Stated task:
How many lines in the records below contain the string "tick"? Reply with the number only.

>>

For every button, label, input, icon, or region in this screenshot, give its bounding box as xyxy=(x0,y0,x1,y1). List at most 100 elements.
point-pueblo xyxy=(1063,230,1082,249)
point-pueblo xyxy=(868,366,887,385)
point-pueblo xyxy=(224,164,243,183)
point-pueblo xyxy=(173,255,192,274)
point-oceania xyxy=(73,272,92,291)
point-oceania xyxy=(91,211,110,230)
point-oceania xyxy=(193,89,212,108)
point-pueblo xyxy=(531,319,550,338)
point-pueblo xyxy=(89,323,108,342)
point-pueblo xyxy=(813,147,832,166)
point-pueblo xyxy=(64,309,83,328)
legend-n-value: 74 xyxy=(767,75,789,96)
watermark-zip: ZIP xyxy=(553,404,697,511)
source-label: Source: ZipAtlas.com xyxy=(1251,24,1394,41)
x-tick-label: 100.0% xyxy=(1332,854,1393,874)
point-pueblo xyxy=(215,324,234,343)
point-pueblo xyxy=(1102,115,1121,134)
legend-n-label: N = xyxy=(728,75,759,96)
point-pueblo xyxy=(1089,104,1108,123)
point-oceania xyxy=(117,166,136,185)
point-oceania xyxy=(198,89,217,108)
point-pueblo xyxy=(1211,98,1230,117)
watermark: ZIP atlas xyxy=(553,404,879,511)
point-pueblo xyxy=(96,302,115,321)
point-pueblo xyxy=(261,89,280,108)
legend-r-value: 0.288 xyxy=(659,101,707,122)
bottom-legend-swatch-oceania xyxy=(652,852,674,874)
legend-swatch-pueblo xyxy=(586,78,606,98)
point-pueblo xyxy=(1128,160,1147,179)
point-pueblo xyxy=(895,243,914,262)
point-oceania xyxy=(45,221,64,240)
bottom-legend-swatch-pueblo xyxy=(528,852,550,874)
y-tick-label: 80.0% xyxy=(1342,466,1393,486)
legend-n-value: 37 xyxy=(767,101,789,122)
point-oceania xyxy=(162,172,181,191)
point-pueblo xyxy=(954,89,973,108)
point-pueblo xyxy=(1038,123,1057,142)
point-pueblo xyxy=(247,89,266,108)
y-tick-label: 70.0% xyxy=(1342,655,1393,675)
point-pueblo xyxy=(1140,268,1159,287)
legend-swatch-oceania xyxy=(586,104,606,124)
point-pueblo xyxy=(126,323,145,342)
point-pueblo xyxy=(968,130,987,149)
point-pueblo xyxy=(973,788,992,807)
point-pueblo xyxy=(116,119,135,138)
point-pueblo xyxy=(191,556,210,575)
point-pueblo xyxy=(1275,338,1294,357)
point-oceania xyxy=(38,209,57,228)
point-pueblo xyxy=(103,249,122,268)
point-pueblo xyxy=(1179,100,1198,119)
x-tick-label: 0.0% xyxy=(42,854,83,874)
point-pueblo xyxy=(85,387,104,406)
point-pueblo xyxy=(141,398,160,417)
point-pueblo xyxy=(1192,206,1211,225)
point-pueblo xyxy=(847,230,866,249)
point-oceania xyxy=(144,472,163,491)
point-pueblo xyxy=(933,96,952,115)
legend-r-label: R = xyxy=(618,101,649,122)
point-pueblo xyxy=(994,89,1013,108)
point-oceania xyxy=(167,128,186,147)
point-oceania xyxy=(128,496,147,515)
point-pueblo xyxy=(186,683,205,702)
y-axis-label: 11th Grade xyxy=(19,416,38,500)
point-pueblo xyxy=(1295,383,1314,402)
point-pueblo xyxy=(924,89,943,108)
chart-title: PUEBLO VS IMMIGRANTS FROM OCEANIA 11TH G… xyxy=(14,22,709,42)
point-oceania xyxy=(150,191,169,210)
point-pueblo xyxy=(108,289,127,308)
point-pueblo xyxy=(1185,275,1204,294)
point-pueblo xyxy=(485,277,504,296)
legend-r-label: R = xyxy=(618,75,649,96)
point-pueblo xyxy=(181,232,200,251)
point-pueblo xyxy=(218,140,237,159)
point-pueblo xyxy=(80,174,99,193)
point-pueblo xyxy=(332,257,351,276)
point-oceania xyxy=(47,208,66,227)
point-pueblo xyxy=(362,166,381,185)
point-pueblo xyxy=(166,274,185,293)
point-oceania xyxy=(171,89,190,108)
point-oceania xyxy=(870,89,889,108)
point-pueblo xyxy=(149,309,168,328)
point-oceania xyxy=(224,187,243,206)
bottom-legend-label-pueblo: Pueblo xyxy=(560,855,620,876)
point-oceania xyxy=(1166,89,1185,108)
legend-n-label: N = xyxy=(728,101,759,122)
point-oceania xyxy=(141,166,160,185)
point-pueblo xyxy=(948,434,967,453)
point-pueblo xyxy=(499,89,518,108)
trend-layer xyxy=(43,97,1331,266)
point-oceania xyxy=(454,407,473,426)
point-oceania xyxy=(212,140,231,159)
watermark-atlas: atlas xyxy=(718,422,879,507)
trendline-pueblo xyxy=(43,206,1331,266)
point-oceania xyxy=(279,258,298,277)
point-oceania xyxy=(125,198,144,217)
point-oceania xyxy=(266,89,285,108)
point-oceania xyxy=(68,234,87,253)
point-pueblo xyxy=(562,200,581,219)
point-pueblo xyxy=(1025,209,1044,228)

<<

Solution below:
4